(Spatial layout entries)
________________________

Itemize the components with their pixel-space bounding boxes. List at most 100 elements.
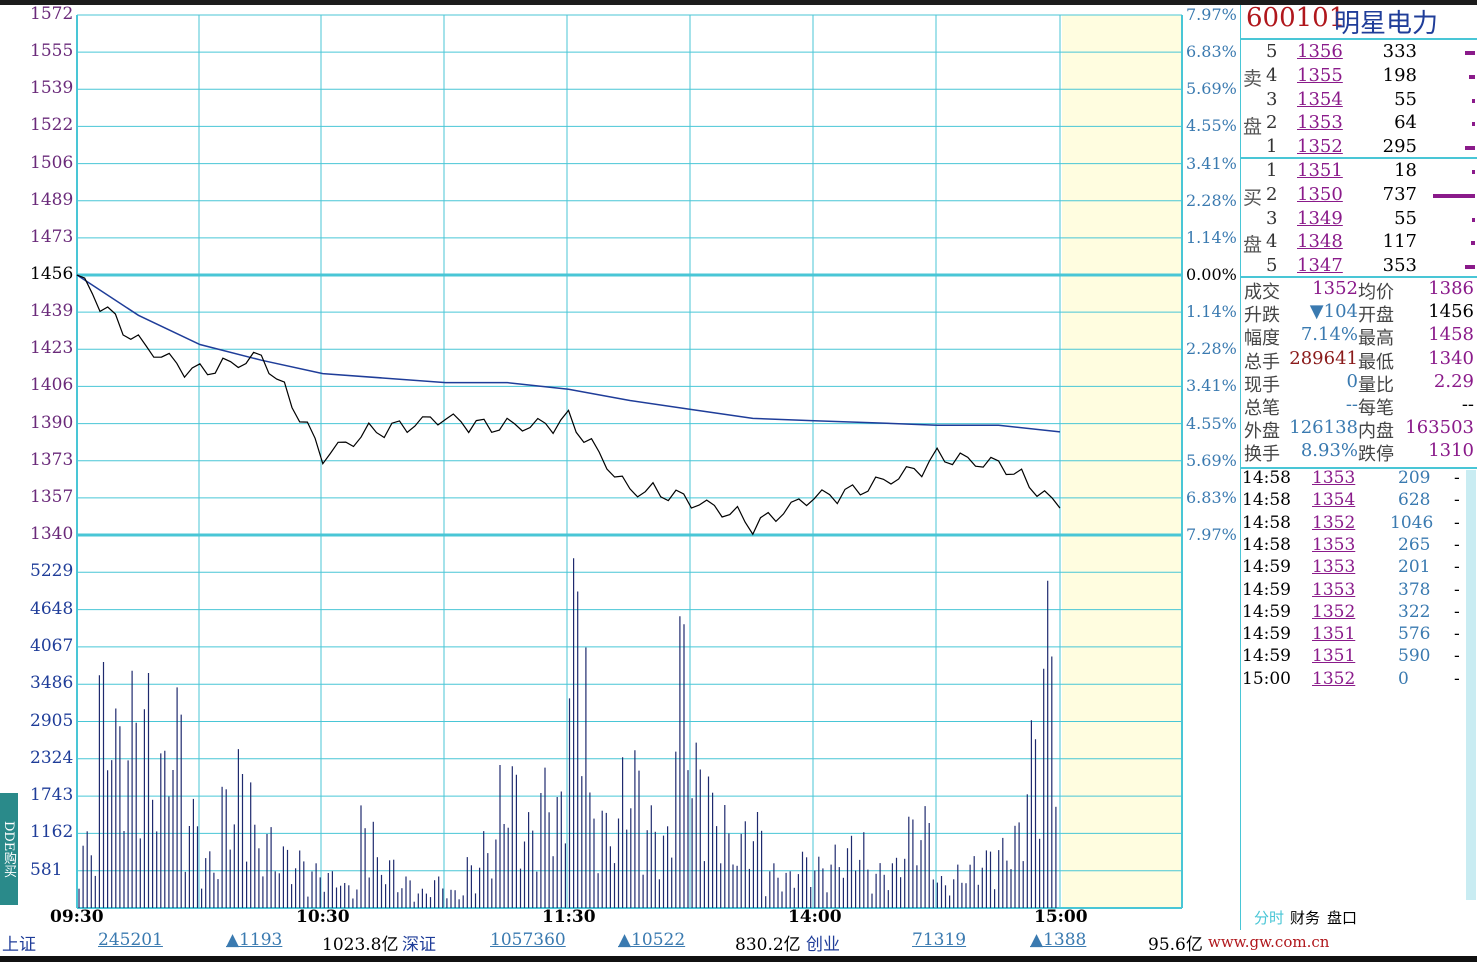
volume-tick-label: 1743 (30, 785, 74, 806)
percent-tick-label: 5.69% (1186, 79, 1237, 99)
price: 1350 (1297, 183, 1343, 205)
volume-tick-label: 4067 (30, 635, 74, 656)
sell-level-row[interactable]: 5 1356 333 (1240, 41, 1477, 64)
level: 1 (1266, 160, 1278, 181)
cy-amount: 95.6亿 (1148, 935, 1203, 955)
stat-value: 2.29 (1433, 370, 1474, 392)
depth-bar (1464, 146, 1475, 151)
price-tick-label: 1373 (30, 449, 74, 470)
tick-row[interactable]: 14:58 1353 265 - (1242, 535, 1477, 557)
tick-time: 14:58 (1242, 468, 1291, 488)
tick-row[interactable]: 14:58 1354 628 - (1242, 490, 1477, 512)
tab-fenshi[interactable]: 分时 (1254, 909, 1285, 927)
tab-pankou[interactable]: 盘口 (1327, 909, 1358, 927)
stat-label: 最高 (1358, 328, 1394, 350)
panel-tabs: 分时 财务 盘口 (1242, 906, 1477, 930)
price: 1355 (1297, 64, 1343, 86)
tick-price: 1354 (1312, 490, 1356, 511)
tick-flag: - (1454, 579, 1460, 600)
tick-row[interactable]: 14:58 1353 209 - (1242, 468, 1477, 490)
stat-value: -- (1461, 394, 1474, 415)
tick-row[interactable]: 14:59 1352 322 - (1242, 602, 1477, 624)
tick-flag: - (1454, 646, 1460, 667)
percent-tick-label: 3.41% (1186, 376, 1237, 396)
stat-label: 现手 (1244, 374, 1280, 396)
percent-tick-label: 4.55% (1186, 413, 1237, 433)
tick-volume: 628 (1398, 490, 1431, 511)
tick-row[interactable]: 14:59 1351 576 - (1242, 624, 1477, 646)
tick-scrollbar[interactable] (1466, 470, 1476, 900)
stat-label: 每笔 (1358, 398, 1394, 419)
tick-price: 1353 (1312, 468, 1356, 488)
stat-label: 幅度 (1244, 328, 1280, 350)
cy-label[interactable]: 创业 (806, 935, 840, 955)
depth-bar (1470, 241, 1475, 246)
sh-amount: 1023.8亿 (322, 935, 399, 955)
sell-level-row[interactable]: 1 1352 295 (1240, 136, 1477, 159)
site-url[interactable]: www.gw.com.cn (1208, 933, 1330, 951)
stock-name: 明星电力 (1334, 9, 1439, 39)
level: 4 (1266, 231, 1278, 253)
price-tick-label: 1572 (30, 4, 74, 24)
depth-bar (1472, 217, 1475, 222)
tick-volume: 201 (1398, 557, 1431, 578)
price: 1351 (1297, 160, 1343, 181)
stat-label: 最低 (1358, 351, 1394, 373)
buy-level-row[interactable]: 1 1351 18 (1240, 160, 1477, 183)
volume-tick-label: 5229 (30, 561, 74, 582)
volume: 737 (1382, 183, 1417, 205)
sz-label[interactable]: 深证 (402, 935, 436, 955)
tick-row[interactable]: 14:59 1351 590 - (1242, 646, 1477, 668)
depth-bar (1433, 193, 1475, 198)
tick-row[interactable]: 14:58 1352 1046- (1242, 513, 1477, 535)
level: 3 (1266, 88, 1278, 110)
sz-amount: 830.2亿 (735, 935, 801, 955)
sh-change: ▲1193 (226, 930, 283, 950)
stat-label: 升跌 (1244, 305, 1280, 327)
stat-label: 内盘 (1358, 421, 1394, 443)
tick-flag: - (1454, 534, 1460, 555)
top-strip (0, 0, 1477, 5)
tick-row[interactable]: 14:59 1353 378 - (1242, 580, 1477, 602)
sell-level-row[interactable]: 4 1355 198 (1240, 65, 1477, 88)
sell-level-row[interactable]: 2 1353 64 (1240, 112, 1477, 135)
buy-level-row[interactable]: 4 1348 117 (1240, 231, 1477, 254)
tick-time: 14:59 (1242, 601, 1291, 622)
dde-buy-tab[interactable]: DDE购买 (0, 793, 18, 905)
percent-tick-label: 5.69% (1186, 450, 1237, 470)
price-tick-label: 1456 (30, 264, 74, 284)
tick-price: 1353 (1312, 534, 1356, 555)
volume: 64 (1394, 112, 1417, 134)
buy-level-row[interactable]: 5 1347 353 (1240, 255, 1477, 278)
volume: 353 (1382, 255, 1417, 277)
sh-label[interactable]: 上证 (2, 935, 36, 955)
sh-volume: 245201 (98, 930, 163, 950)
volume-tick-label: 2905 (30, 710, 74, 731)
stat-value: ▼104 (1309, 301, 1358, 323)
panel-border (1240, 5, 1241, 930)
tick-price: 1352 (1312, 668, 1356, 689)
price: 1354 (1297, 88, 1343, 110)
price-tick-label: 1555 (30, 41, 74, 62)
cy-change: ▲1388 (1030, 930, 1087, 950)
stat-value: 163503 (1405, 417, 1474, 439)
depth-bar (1472, 122, 1475, 127)
depth-bar (1472, 170, 1475, 174)
stat-value: 0 (1346, 370, 1358, 392)
price: 1349 (1297, 207, 1343, 229)
tab-finance[interactable]: 财务 (1290, 909, 1321, 927)
price-tick-label: 1522 (30, 115, 74, 136)
sz-change: ▲10522 (618, 930, 686, 950)
sell-level-row[interactable]: 3 1354 55 (1240, 89, 1477, 112)
buy-level-row[interactable]: 3 1349 55 (1240, 208, 1477, 231)
tick-flag: - (1454, 624, 1460, 645)
price-tick-label: 1357 (30, 486, 74, 507)
percent-tick-label: 2.28% (1186, 190, 1237, 210)
sell-label-1: 卖 (1243, 68, 1263, 90)
buy-level-row[interactable]: 2 1350 737 (1240, 184, 1477, 207)
tick-flag: - (1454, 557, 1460, 578)
stat-label: 均价 (1358, 282, 1394, 303)
tick-row[interactable]: 14:59 1353 201 - (1242, 557, 1477, 579)
tick-row[interactable]: 15:00 1352 0 - (1242, 669, 1477, 691)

________________________

- Exercise goal -
Return each line from the listing above that contains the string "sell".

- Result -
sell-level-row[interactable]: 5 1356 333 (1240, 41, 1477, 64)
sell-level-row[interactable]: 1 1352 295 (1240, 136, 1477, 159)
sell-level-row[interactable]: 4 1355 198 (1240, 65, 1477, 88)
sell-level-row[interactable]: 2 1353 64 (1240, 112, 1477, 135)
sell-level-row[interactable]: 3 1354 55 (1240, 89, 1477, 112)
sell-label-1: 卖 (1243, 68, 1263, 90)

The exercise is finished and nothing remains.